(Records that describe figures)
-.-.-

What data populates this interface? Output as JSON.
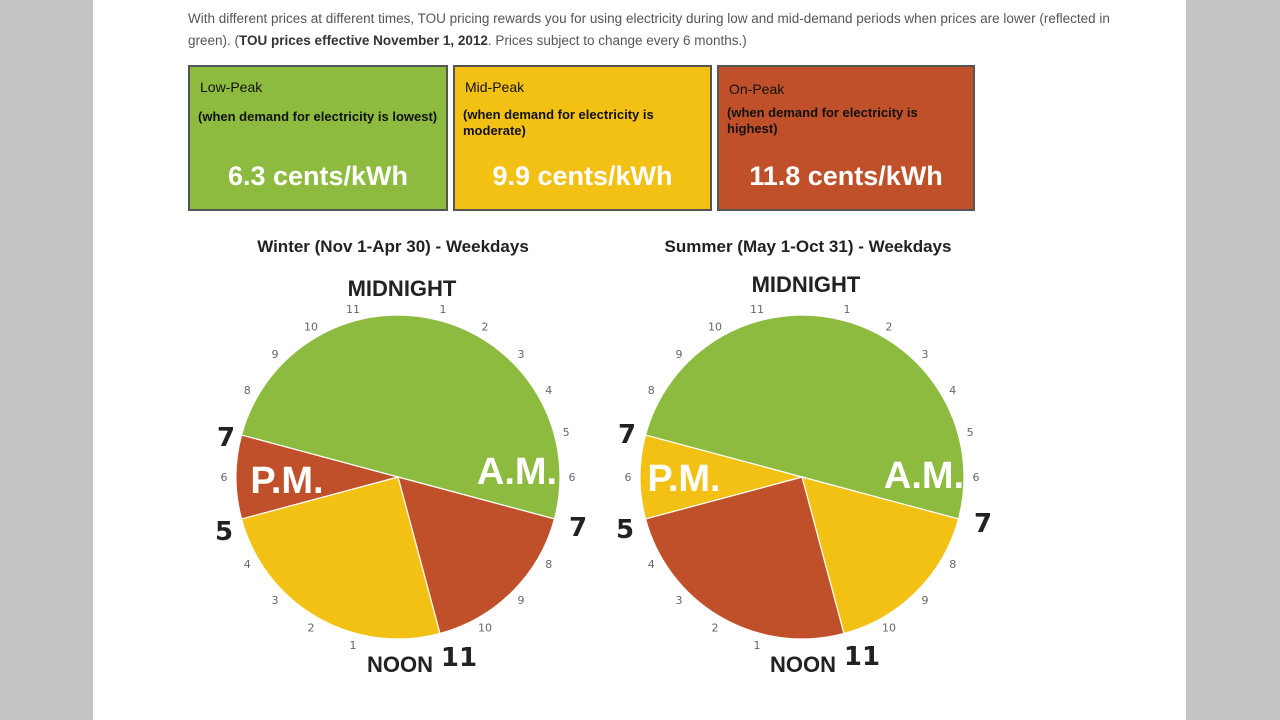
{
  "intro": {
    "line1": "With different prices at different times, TOU pricing rewards you for using electricity during low and mid-demand periods when prices are lower (reflected in",
    "line2_prefix": "green).  (",
    "line2_bold": "TOU prices effective November 1, 2012",
    "line2_suffix": ". Prices subject to change every 6 months.)"
  },
  "price_boxes": [
    {
      "title": "Low-Peak",
      "desc": "(when demand for electricity is lowest)",
      "price": "6.3 cents/kWh",
      "color": "#8dbb3f"
    },
    {
      "title": "Mid-Peak",
      "desc": "(when demand for electricity is moderate)",
      "price": "9.9 cents/kWh",
      "color": "#f2c113"
    },
    {
      "title": "On-Peak",
      "desc": "(when demand for electricity is highest)",
      "price": "11.8 cents/kWh",
      "color": "#c0502a"
    }
  ],
  "chart_data": [
    {
      "type": "pie",
      "title": "Winter (Nov 1-Apr 30) - Weekdays",
      "top_label": "MIDNIGHT",
      "bottom_label": "NOON",
      "am_label": "A.M.",
      "pm_label": "P.M.",
      "hour_labels": [
        "11",
        "1",
        "2",
        "3",
        "4",
        "5",
        "6",
        "8",
        "9",
        "10",
        "2",
        "1",
        "3",
        "4",
        "6",
        "8",
        "9",
        "10"
      ],
      "major_labels": {
        "left_top": "7",
        "left_bottom": "5",
        "right": "7",
        "bottom_right": "11"
      },
      "segments": [
        {
          "label": "Low-Peak",
          "start_hour": 19,
          "end_hour": 7,
          "color": "#8dbb3f"
        },
        {
          "label": "On-Peak",
          "start_hour": 7,
          "end_hour": 11,
          "color": "#c0502a"
        },
        {
          "label": "Mid-Peak",
          "start_hour": 11,
          "end_hour": 17,
          "color": "#f2c113"
        },
        {
          "label": "On-Peak",
          "start_hour": 17,
          "end_hour": 19,
          "color": "#c0502a"
        }
      ]
    },
    {
      "type": "pie",
      "title": "Summer (May 1-Oct 31) - Weekdays",
      "top_label": "MIDNIGHT",
      "bottom_label": "NOON",
      "am_label": "A.M.",
      "pm_label": "P.M.",
      "hour_labels": [
        "11",
        "1",
        "2",
        "3",
        "4",
        "5",
        "6",
        "8",
        "9",
        "10",
        "2",
        "1",
        "3",
        "4",
        "6",
        "8",
        "9",
        "10"
      ],
      "major_labels": {
        "left_top": "7",
        "left_bottom": "5",
        "right": "7",
        "bottom_right": "11"
      },
      "segments": [
        {
          "label": "Low-Peak",
          "start_hour": 19,
          "end_hour": 7,
          "color": "#8dbb3f"
        },
        {
          "label": "Mid-Peak",
          "start_hour": 7,
          "end_hour": 11,
          "color": "#f2c113"
        },
        {
          "label": "On-Peak",
          "start_hour": 11,
          "end_hour": 17,
          "color": "#c0502a"
        },
        {
          "label": "Mid-Peak",
          "start_hour": 17,
          "end_hour": 19,
          "color": "#f2c113"
        }
      ]
    }
  ]
}
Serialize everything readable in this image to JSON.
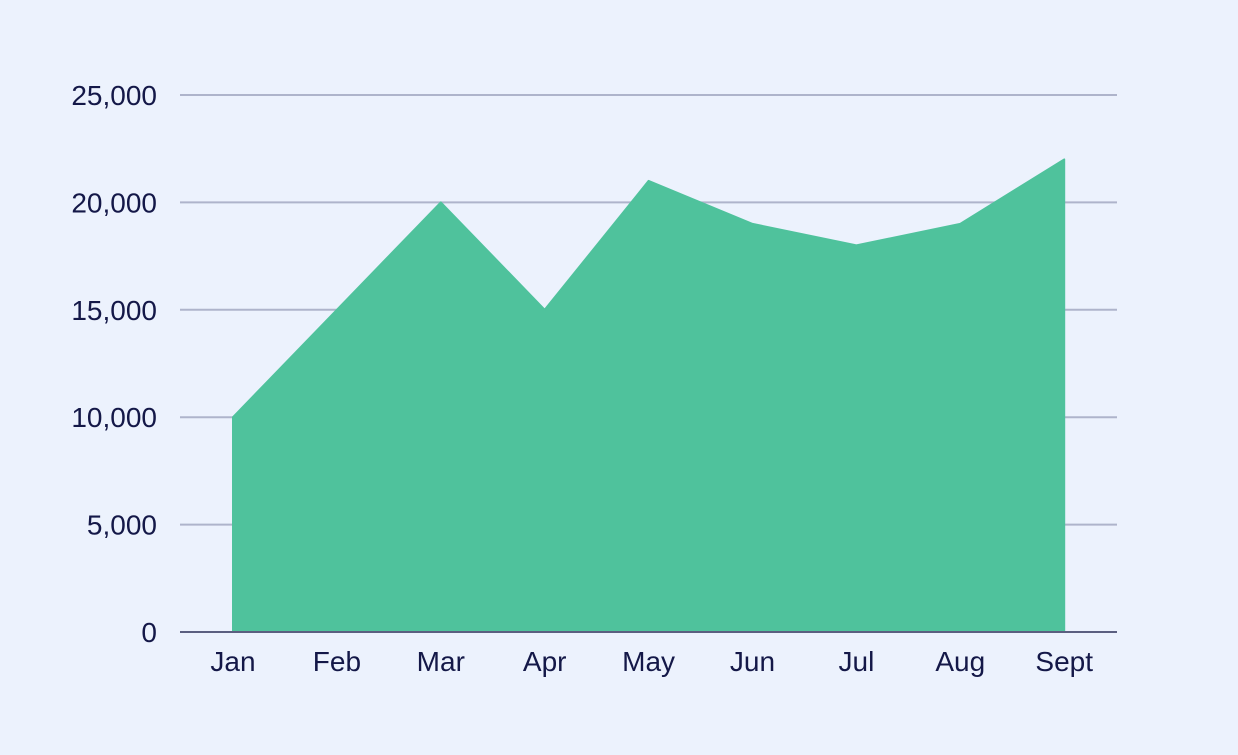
{
  "colors": {
    "background": "#ecf2fd",
    "area_fill": "#4fc29c",
    "grid": "#aeb4cb",
    "axis_line": "#5b5f80",
    "text": "#141848"
  },
  "chart_data": {
    "type": "area",
    "title": "",
    "xlabel": "",
    "ylabel": "",
    "categories": [
      "Jan",
      "Feb",
      "Mar",
      "Apr",
      "May",
      "Jun",
      "Jul",
      "Aug",
      "Sept"
    ],
    "values": [
      10000,
      15000,
      20000,
      15000,
      21000,
      19000,
      18000,
      19000,
      22000
    ],
    "ylim": [
      0,
      25000
    ],
    "yticks": [
      0,
      5000,
      10000,
      15000,
      20000,
      25000
    ],
    "ytick_labels": [
      "0",
      "5,000",
      "10,000",
      "15,000",
      "20,000",
      "25,000"
    ],
    "grid": true,
    "legend": "none"
  }
}
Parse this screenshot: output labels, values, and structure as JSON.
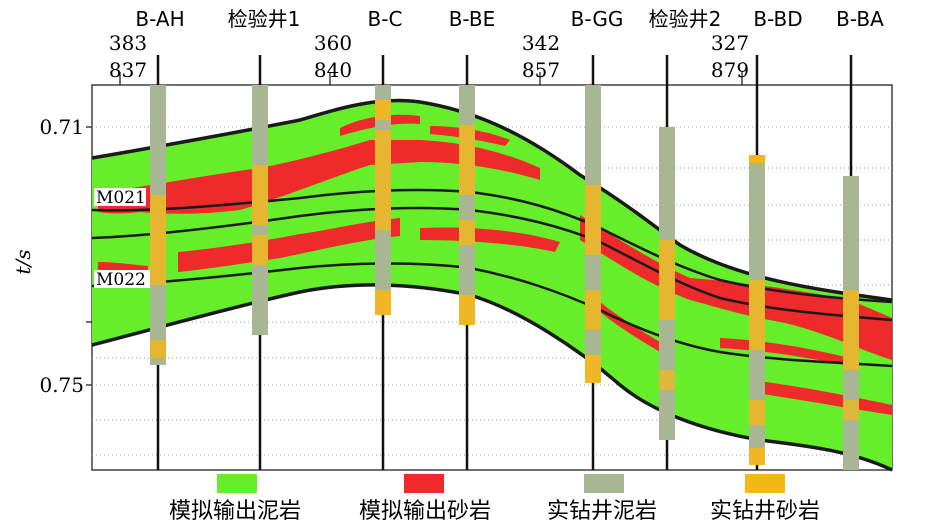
{
  "axis": {
    "ylabel": "t/s",
    "ticks": [
      {
        "label": "0.71",
        "value": 0.71
      },
      {
        "label": "0.75",
        "value": 0.75
      }
    ]
  },
  "wells": [
    {
      "name": "B-AH"
    },
    {
      "name": "检验井1"
    },
    {
      "name": "B-C"
    },
    {
      "name": "B-BE"
    },
    {
      "name": "B-GG"
    },
    {
      "name": "检验井2"
    },
    {
      "name": "B-BD"
    },
    {
      "name": "B-BA"
    }
  ],
  "cdp_labels": [
    {
      "top": "383",
      "bottom": "837"
    },
    {
      "top": "360",
      "bottom": "840"
    },
    {
      "top": "342",
      "bottom": "857"
    },
    {
      "top": "327",
      "bottom": "879"
    }
  ],
  "horizons": [
    {
      "label": "M021"
    },
    {
      "label": "M022"
    }
  ],
  "legend": [
    {
      "label": "模拟输出泥岩",
      "color": "#66ee2a"
    },
    {
      "label": "模拟输出砂岩",
      "color": "#ee2a2a"
    },
    {
      "label": "实钻井泥岩",
      "color": "#a9b694"
    },
    {
      "label": "实钻井砂岩",
      "color": "#f5b716"
    }
  ],
  "colors": {
    "mudstone": "#66ee2a",
    "sandstone": "#ee2a2a",
    "well_mud": "#a9b694",
    "well_sand": "#f5b716",
    "boundary": "#1a1a1a",
    "gridline": "#9aa0a8"
  }
}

-.-.-

=== Directions ===
Using the listing above, gather each line that holds the string "values" and copy it.

=== Right answer ===
    "values": [
Parse this screenshot: output labels, values, and structure as JSON.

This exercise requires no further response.